**Task brief**
Return each line containing "ticker".

>> Start Given data

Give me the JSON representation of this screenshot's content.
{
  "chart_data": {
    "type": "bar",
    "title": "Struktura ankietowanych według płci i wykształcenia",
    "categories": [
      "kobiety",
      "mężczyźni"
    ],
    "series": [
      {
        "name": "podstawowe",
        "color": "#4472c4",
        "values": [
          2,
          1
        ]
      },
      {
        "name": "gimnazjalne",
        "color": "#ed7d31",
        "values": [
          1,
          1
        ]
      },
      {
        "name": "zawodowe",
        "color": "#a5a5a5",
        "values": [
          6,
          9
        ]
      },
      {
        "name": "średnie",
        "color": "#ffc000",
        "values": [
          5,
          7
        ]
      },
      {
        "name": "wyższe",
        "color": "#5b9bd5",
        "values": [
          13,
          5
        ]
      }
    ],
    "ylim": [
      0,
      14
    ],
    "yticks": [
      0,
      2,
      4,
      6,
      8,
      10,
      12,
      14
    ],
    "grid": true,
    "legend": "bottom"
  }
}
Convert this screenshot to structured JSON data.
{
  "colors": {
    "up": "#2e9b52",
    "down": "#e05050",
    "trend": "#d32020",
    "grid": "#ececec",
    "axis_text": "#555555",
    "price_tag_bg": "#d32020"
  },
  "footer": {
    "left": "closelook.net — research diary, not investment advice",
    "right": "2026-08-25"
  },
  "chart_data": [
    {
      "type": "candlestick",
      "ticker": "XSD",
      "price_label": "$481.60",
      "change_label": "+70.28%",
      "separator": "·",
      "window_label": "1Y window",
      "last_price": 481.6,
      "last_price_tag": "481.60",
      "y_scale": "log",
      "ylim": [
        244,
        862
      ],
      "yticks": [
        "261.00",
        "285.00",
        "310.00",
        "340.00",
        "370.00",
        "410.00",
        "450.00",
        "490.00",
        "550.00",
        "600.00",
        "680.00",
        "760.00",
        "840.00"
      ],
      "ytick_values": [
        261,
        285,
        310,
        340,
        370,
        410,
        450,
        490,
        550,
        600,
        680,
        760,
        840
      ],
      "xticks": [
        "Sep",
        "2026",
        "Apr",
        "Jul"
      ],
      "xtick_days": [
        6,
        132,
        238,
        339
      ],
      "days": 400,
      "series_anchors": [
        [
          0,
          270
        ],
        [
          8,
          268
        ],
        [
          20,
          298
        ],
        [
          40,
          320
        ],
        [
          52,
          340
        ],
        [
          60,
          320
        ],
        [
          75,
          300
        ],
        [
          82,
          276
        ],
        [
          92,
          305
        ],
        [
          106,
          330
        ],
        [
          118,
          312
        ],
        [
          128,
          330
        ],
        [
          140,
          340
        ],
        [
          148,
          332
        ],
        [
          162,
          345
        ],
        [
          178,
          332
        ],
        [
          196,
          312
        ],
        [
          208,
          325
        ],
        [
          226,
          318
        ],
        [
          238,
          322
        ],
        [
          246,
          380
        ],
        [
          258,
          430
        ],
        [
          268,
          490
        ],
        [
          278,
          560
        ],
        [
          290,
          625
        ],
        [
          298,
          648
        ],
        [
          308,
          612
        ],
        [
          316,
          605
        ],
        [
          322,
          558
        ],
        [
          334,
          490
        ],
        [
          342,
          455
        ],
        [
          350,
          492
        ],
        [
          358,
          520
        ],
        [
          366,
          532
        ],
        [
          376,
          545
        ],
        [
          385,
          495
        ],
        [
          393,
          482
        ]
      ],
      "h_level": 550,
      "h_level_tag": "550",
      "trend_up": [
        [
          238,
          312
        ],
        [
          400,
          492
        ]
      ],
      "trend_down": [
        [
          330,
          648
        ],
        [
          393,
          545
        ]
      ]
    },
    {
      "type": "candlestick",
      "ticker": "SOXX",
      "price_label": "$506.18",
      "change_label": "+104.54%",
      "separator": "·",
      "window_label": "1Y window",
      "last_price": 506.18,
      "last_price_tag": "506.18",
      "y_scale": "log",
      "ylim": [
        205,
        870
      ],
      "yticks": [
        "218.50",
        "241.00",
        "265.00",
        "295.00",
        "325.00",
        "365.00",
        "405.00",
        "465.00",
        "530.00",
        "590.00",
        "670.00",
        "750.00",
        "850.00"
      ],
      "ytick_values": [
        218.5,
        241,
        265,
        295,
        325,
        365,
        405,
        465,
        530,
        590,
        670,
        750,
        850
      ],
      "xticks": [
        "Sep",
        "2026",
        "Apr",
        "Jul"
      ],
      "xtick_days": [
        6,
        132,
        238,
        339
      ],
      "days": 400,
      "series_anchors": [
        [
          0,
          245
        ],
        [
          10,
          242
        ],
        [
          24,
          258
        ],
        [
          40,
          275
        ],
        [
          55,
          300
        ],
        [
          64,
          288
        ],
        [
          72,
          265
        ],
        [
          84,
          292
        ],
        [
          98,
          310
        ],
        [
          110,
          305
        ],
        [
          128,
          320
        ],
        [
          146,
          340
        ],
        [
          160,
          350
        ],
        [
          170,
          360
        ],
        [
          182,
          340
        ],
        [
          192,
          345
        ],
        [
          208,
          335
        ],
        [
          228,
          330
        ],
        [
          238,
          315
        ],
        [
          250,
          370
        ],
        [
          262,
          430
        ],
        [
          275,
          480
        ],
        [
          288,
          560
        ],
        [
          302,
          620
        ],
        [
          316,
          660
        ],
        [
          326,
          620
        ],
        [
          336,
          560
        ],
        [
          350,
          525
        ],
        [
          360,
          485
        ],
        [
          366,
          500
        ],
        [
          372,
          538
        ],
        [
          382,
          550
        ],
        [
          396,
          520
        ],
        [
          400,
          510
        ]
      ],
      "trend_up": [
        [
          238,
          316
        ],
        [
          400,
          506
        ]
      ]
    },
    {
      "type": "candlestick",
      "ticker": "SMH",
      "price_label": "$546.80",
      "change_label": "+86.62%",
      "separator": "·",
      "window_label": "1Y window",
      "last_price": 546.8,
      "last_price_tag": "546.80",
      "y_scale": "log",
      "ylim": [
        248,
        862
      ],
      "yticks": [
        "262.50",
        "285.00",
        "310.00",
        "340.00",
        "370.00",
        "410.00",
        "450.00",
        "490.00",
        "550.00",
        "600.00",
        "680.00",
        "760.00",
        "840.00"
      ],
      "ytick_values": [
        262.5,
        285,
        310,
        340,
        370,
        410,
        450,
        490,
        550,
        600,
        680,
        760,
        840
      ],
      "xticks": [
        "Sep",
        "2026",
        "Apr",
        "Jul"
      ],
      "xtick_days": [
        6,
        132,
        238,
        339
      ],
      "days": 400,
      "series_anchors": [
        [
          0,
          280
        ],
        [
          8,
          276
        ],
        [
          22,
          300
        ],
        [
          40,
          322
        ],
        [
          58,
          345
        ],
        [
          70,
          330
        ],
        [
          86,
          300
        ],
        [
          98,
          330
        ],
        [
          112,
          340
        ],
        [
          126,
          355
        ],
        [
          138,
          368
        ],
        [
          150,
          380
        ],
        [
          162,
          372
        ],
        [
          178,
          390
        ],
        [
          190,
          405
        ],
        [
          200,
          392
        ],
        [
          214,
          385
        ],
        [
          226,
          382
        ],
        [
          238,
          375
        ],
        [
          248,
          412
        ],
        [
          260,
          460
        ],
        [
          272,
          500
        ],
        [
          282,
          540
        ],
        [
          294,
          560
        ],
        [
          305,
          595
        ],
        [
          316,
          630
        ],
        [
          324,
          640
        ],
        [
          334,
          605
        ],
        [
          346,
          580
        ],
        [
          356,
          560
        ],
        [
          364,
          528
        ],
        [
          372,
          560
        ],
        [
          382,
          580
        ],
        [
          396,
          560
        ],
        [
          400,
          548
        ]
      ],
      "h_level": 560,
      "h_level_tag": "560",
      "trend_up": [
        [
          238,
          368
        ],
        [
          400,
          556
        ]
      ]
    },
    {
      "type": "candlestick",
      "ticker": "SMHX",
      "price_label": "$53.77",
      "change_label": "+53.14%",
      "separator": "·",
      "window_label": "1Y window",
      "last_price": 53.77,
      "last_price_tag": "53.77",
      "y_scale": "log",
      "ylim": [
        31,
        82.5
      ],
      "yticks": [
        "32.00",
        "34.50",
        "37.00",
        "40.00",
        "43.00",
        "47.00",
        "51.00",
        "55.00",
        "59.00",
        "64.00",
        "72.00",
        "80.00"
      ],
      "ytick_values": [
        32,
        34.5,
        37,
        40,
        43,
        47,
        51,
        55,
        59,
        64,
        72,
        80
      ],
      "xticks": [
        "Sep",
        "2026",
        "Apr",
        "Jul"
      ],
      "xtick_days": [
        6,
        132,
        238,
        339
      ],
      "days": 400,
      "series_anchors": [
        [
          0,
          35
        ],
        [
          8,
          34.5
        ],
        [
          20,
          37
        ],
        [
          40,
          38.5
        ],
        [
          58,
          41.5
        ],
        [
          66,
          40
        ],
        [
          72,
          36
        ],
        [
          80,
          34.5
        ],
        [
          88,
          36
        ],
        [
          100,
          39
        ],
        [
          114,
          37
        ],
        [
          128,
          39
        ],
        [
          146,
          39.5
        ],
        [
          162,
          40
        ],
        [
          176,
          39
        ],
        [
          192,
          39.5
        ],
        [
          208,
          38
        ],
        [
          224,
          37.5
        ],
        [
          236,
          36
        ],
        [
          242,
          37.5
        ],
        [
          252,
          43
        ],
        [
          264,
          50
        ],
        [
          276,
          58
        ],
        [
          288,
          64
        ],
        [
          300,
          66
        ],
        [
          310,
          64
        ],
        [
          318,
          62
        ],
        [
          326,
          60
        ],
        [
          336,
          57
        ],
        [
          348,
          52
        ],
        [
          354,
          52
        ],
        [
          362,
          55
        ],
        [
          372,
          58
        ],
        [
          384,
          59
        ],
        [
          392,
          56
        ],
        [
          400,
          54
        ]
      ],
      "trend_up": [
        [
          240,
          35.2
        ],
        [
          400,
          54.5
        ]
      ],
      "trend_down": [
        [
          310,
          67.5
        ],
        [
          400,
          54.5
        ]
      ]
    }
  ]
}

>> End Given data

**Written solution**
      "ticker": "XSD",
      "ticker": "SOXX",
      "ticker": "SMH",
      "ticker": "SMHX",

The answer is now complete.